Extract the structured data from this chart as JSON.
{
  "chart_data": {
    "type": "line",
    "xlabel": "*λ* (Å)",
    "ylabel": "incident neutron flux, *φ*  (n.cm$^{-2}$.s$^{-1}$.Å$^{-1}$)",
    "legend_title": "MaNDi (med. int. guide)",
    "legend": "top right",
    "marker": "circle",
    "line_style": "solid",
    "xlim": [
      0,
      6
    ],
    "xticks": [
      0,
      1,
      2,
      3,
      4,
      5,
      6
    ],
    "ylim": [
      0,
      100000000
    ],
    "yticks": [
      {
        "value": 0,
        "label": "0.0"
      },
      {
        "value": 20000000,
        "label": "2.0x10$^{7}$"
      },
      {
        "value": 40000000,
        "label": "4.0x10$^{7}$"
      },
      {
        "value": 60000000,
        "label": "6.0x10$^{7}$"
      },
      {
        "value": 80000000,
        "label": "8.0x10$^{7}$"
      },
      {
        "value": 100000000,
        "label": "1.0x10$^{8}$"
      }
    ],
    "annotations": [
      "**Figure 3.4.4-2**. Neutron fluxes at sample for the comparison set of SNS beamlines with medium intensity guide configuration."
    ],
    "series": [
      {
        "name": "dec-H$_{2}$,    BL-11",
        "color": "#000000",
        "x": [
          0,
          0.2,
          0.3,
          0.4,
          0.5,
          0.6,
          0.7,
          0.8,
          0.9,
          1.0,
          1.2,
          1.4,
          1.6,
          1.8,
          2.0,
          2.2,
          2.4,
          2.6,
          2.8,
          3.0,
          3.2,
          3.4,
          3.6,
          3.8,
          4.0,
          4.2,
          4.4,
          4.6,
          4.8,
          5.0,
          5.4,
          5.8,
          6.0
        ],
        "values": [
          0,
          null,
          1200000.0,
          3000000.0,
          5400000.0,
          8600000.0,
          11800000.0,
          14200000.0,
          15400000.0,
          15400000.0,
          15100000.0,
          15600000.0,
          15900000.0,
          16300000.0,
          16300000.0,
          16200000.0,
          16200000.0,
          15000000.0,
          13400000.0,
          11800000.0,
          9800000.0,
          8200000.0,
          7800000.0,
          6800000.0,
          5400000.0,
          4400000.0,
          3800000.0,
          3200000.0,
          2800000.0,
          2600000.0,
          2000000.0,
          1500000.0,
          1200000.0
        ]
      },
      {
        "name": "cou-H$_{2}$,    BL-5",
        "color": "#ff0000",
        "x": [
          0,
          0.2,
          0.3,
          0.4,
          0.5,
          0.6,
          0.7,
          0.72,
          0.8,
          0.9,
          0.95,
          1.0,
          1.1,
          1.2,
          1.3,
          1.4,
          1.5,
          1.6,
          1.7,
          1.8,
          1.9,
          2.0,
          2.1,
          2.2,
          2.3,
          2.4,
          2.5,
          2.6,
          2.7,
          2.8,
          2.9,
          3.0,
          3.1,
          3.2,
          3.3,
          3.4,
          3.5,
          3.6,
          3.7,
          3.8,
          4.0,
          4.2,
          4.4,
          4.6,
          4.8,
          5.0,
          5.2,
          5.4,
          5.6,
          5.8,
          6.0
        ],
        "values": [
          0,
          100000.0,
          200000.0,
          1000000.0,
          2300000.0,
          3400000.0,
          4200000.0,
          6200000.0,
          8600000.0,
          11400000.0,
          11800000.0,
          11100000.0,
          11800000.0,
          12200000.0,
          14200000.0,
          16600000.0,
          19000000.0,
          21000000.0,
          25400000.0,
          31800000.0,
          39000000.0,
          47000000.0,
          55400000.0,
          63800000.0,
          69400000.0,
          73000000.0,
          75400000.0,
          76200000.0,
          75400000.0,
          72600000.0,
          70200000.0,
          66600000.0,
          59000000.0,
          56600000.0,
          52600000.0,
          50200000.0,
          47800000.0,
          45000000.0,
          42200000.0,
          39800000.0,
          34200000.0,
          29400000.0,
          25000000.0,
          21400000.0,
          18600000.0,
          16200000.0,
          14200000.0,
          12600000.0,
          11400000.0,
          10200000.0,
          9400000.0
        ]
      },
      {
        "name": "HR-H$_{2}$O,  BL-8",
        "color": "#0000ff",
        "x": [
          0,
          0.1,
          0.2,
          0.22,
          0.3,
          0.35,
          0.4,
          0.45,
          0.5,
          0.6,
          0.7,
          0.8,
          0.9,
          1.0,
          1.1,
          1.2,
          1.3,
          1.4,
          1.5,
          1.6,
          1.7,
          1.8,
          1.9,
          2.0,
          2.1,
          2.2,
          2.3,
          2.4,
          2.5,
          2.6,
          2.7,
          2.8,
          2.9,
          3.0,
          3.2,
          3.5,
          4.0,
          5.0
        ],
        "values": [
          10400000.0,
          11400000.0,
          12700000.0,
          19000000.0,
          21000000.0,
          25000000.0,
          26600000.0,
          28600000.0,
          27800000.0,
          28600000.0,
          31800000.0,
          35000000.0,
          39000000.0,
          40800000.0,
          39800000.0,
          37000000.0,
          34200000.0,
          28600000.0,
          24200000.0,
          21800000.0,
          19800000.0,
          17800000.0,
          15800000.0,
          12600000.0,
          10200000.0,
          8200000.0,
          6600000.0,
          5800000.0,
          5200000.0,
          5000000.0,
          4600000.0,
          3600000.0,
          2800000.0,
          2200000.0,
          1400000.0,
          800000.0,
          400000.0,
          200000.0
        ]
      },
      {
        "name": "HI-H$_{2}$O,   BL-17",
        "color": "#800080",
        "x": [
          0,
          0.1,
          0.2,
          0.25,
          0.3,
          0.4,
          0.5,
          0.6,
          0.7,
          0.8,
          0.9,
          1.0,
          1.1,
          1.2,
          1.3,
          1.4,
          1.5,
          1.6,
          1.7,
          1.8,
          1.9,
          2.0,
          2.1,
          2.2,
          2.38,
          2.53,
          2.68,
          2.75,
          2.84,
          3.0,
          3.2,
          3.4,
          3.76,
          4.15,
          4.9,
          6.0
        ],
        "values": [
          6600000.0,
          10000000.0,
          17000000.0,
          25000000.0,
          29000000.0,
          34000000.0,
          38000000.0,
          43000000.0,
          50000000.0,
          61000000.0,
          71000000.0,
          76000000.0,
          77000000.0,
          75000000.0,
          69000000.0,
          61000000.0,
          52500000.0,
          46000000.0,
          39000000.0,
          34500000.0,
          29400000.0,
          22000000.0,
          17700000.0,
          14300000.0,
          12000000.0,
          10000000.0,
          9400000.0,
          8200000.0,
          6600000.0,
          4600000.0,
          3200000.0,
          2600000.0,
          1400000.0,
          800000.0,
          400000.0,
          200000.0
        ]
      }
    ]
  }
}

> [SET EXERCISE] Repeat the data verbatim.

> [OUTPUT OF THE TASK]
Extract the structured data from this chart as JSON.
{
  "chart_data": {
    "type": "line",
    "xlabel": "*λ* (Å)",
    "ylabel": "incident neutron flux, *φ*  (n.cm$^{-2}$.s$^{-1}$.Å$^{-1}$)",
    "legend_title": "MaNDi (med. int. guide)",
    "legend": "top right",
    "marker": "circle",
    "line_style": "solid",
    "xlim": [
      0,
      6
    ],
    "xticks": [
      0,
      1,
      2,
      3,
      4,
      5,
      6
    ],
    "ylim": [
      0,
      100000000
    ],
    "yticks": [
      {
        "value": 0,
        "label": "0.0"
      },
      {
        "value": 20000000,
        "label": "2.0x10$^{7}$"
      },
      {
        "value": 40000000,
        "label": "4.0x10$^{7}$"
      },
      {
        "value": 60000000,
        "label": "6.0x10$^{7}$"
      },
      {
        "value": 80000000,
        "label": "8.0x10$^{7}$"
      },
      {
        "value": 100000000,
        "label": "1.0x10$^{8}$"
      }
    ],
    "annotations": [
      "**Figure 3.4.4-2**. Neutron fluxes at sample for the comparison set of SNS beamlines with medium intensity guide configuration."
    ],
    "series": [
      {
        "name": "dec-H$_{2}$,    BL-11",
        "color": "#000000",
        "x": [
          0,
          0.2,
          0.3,
          0.4,
          0.5,
          0.6,
          0.7,
          0.8,
          0.9,
          1.0,
          1.2,
          1.4,
          1.6,
          1.8,
          2.0,
          2.2,
          2.4,
          2.6,
          2.8,
          3.0,
          3.2,
          3.4,
          3.6,
          3.8,
          4.0,
          4.2,
          4.4,
          4.6,
          4.8,
          5.0,
          5.4,
          5.8,
          6.0
        ],
        "values": [
          0,
          null,
          1200000.0,
          3000000.0,
          5400000.0,
          8600000.0,
          11800000.0,
          14200000.0,
          15400000.0,
          15400000.0,
          15100000.0,
          15600000.0,
          15900000.0,
          16300000.0,
          16300000.0,
          16200000.0,
          16200000.0,
          15000000.0,
          13400000.0,
          11800000.0,
          9800000.0,
          8200000.0,
          7800000.0,
          6800000.0,
          5400000.0,
          4400000.0,
          3800000.0,
          3200000.0,
          2800000.0,
          2600000.0,
          2000000.0,
          1500000.0,
          1200000.0
        ]
      },
      {
        "name": "cou-H$_{2}$,    BL-5",
        "color": "#ff0000",
        "x": [
          0,
          0.2,
          0.3,
          0.4,
          0.5,
          0.6,
          0.7,
          0.72,
          0.8,
          0.9,
          0.95,
          1.0,
          1.1,
          1.2,
          1.3,
          1.4,
          1.5,
          1.6,
          1.7,
          1.8,
          1.9,
          2.0,
          2.1,
          2.2,
          2.3,
          2.4,
          2.5,
          2.6,
          2.7,
          2.8,
          2.9,
          3.0,
          3.1,
          3.2,
          3.3,
          3.4,
          3.5,
          3.6,
          3.7,
          3.8,
          4.0,
          4.2,
          4.4,
          4.6,
          4.8,
          5.0,
          5.2,
          5.4,
          5.6,
          5.8,
          6.0
        ],
        "values": [
          0,
          100000.0,
          200000.0,
          1000000.0,
          2300000.0,
          3400000.0,
          4200000.0,
          6200000.0,
          8600000.0,
          11400000.0,
          11800000.0,
          11100000.0,
          11800000.0,
          12200000.0,
          14200000.0,
          16600000.0,
          19000000.0,
          21000000.0,
          25400000.0,
          31800000.0,
          39000000.0,
          47000000.0,
          55400000.0,
          63800000.0,
          69400000.0,
          73000000.0,
          75400000.0,
          76200000.0,
          75400000.0,
          72600000.0,
          70200000.0,
          66600000.0,
          59000000.0,
          56600000.0,
          52600000.0,
          50200000.0,
          47800000.0,
          45000000.0,
          42200000.0,
          39800000.0,
          34200000.0,
          29400000.0,
          25000000.0,
          21400000.0,
          18600000.0,
          16200000.0,
          14200000.0,
          12600000.0,
          11400000.0,
          10200000.0,
          9400000.0
        ]
      },
      {
        "name": "HR-H$_{2}$O,  BL-8",
        "color": "#0000ff",
        "x": [
          0,
          0.1,
          0.2,
          0.22,
          0.3,
          0.35,
          0.4,
          0.45,
          0.5,
          0.6,
          0.7,
          0.8,
          0.9,
          1.0,
          1.1,
          1.2,
          1.3,
          1.4,
          1.5,
          1.6,
          1.7,
          1.8,
          1.9,
          2.0,
          2.1,
          2.2,
          2.3,
          2.4,
          2.5,
          2.6,
          2.7,
          2.8,
          2.9,
          3.0,
          3.2,
          3.5,
          4.0,
          5.0
        ],
        "values": [
          10400000.0,
          11400000.0,
          12700000.0,
          19000000.0,
          21000000.0,
          25000000.0,
          26600000.0,
          28600000.0,
          27800000.0,
          28600000.0,
          31800000.0,
          35000000.0,
          39000000.0,
          40800000.0,
          39800000.0,
          37000000.0,
          34200000.0,
          28600000.0,
          24200000.0,
          21800000.0,
          19800000.0,
          17800000.0,
          15800000.0,
          12600000.0,
          10200000.0,
          8200000.0,
          6600000.0,
          5800000.0,
          5200000.0,
          5000000.0,
          4600000.0,
          3600000.0,
          2800000.0,
          2200000.0,
          1400000.0,
          800000.0,
          400000.0,
          200000.0
        ]
      },
      {
        "name": "HI-H$_{2}$O,   BL-17",
        "color": "#800080",
        "x": [
          0,
          0.1,
          0.2,
          0.25,
          0.3,
          0.4,
          0.5,
          0.6,
          0.7,
          0.8,
          0.9,
          1.0,
          1.1,
          1.2,
          1.3,
          1.4,
          1.5,
          1.6,
          1.7,
          1.8,
          1.9,
          2.0,
          2.1,
          2.2,
          2.38,
          2.53,
          2.68,
          2.75,
          2.84,
          3.0,
          3.2,
          3.4,
          3.76,
          4.15,
          4.9,
          6.0
        ],
        "values": [
          6600000.0,
          10000000.0,
          17000000.0,
          25000000.0,
          29000000.0,
          34000000.0,
          38000000.0,
          43000000.0,
          50000000.0,
          61000000.0,
          71000000.0,
          76000000.0,
          77000000.0,
          75000000.0,
          69000000.0,
          61000000.0,
          52500000.0,
          46000000.0,
          39000000.0,
          34500000.0,
          29400000.0,
          22000000.0,
          17700000.0,
          14300000.0,
          12000000.0,
          10000000.0,
          9400000.0,
          8200000.0,
          6600000.0,
          4600000.0,
          3200000.0,
          2600000.0,
          1400000.0,
          800000.0,
          400000.0,
          200000.0
        ]
      }
    ]
  }
}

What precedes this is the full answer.